- TASK GOAL:
Please output the lines shown below exactly as they appear.

- PROVIDED DATA:

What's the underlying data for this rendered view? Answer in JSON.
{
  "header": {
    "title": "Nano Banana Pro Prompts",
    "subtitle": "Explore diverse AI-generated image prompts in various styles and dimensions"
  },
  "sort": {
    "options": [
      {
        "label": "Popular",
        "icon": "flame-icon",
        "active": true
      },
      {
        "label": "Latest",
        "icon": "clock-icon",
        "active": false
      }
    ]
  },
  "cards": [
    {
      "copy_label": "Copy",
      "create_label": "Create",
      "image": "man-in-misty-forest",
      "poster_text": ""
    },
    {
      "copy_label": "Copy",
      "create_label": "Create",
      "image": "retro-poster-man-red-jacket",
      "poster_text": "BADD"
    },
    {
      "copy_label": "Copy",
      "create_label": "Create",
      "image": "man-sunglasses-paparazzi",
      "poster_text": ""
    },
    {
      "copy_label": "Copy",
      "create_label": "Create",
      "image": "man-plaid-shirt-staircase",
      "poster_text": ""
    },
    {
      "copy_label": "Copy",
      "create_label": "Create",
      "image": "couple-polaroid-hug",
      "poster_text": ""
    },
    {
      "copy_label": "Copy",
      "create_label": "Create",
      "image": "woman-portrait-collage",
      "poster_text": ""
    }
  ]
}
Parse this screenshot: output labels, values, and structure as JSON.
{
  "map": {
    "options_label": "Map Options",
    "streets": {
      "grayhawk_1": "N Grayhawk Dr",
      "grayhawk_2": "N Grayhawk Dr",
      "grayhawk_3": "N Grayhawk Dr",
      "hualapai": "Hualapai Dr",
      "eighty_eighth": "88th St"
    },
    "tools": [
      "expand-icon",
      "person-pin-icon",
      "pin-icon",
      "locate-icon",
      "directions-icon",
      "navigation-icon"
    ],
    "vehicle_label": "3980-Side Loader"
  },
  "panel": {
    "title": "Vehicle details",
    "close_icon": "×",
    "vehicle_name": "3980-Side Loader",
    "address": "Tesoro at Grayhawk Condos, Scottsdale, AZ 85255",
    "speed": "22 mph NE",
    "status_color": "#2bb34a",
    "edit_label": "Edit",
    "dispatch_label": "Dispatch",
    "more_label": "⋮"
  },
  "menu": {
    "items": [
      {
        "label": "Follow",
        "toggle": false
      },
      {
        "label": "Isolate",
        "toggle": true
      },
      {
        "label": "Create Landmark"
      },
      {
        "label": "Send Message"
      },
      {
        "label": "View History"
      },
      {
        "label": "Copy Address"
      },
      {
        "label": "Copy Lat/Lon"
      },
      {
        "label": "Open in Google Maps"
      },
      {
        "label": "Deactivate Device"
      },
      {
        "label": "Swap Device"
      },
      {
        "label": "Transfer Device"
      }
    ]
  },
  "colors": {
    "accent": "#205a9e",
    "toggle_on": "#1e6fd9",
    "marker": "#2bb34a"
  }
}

- SOLVED EXERCISE:
What's the underlying data for this rendered view? Answer in JSON.
{
  "header": {
    "title": "Nano Banana Pro Prompts",
    "subtitle": "Explore diverse AI-generated image prompts in various styles and dimensions"
  },
  "sort": {
    "options": [
      {
        "label": "Popular",
        "icon": "flame-icon",
        "active": true
      },
      {
        "label": "Latest",
        "icon": "clock-icon",
        "active": false
      }
    ]
  },
  "cards": [
    {
      "copy_label": "Copy",
      "create_label": "Create",
      "image": "man-in-misty-forest",
      "poster_text": ""
    },
    {
      "copy_label": "Copy",
      "create_label": "Create",
      "image": "retro-poster-man-red-jacket",
      "poster_text": "BADD"
    },
    {
      "copy_label": "Copy",
      "create_label": "Create",
      "image": "man-sunglasses-paparazzi",
      "poster_text": ""
    },
    {
      "copy_label": "Copy",
      "create_label": "Create",
      "image": "man-plaid-shirt-staircase",
      "poster_text": ""
    },
    {
      "copy_label": "Copy",
      "create_label": "Create",
      "image": "couple-polaroid-hug",
      "poster_text": ""
    },
    {
      "copy_label": "Copy",
      "create_label": "Create",
      "image": "woman-portrait-collage",
      "poster_text": ""
    }
  ]
}
Parse this screenshot: output labels, values, and structure as JSON.
{
  "map": {
    "options_label": "Map Options",
    "streets": {
      "grayhawk_1": "N Grayhawk Dr",
      "grayhawk_2": "N Grayhawk Dr",
      "grayhawk_3": "N Grayhawk Dr",
      "hualapai": "Hualapai Dr",
      "eighty_eighth": "88th St"
    },
    "tools": [
      "expand-icon",
      "person-pin-icon",
      "pin-icon",
      "locate-icon",
      "directions-icon",
      "navigation-icon"
    ],
    "vehicle_label": "3980-Side Loader"
  },
  "panel": {
    "title": "Vehicle details",
    "close_icon": "×",
    "vehicle_name": "3980-Side Loader",
    "address": "Tesoro at Grayhawk Condos, Scottsdale, AZ 85255",
    "speed": "22 mph NE",
    "status_color": "#2bb34a",
    "edit_label": "Edit",
    "dispatch_label": "Dispatch",
    "more_label": "⋮"
  },
  "menu": {
    "items": [
      {
        "label": "Follow",
        "toggle": false
      },
      {
        "label": "Isolate",
        "toggle": true
      },
      {
        "label": "Create Landmark"
      },
      {
        "label": "Send Message"
      },
      {
        "label": "View History"
      },
      {
        "label": "Copy Address"
      },
      {
        "label": "Copy Lat/Lon"
      },
      {
        "label": "Open in Google Maps"
      },
      {
        "label": "Deactivate Device"
      },
      {
        "label": "Swap Device"
      },
      {
        "label": "Transfer Device"
      }
    ]
  },
  "colors": {
    "accent": "#205a9e",
    "toggle_on": "#1e6fd9",
    "marker": "#2bb34a"
  }
}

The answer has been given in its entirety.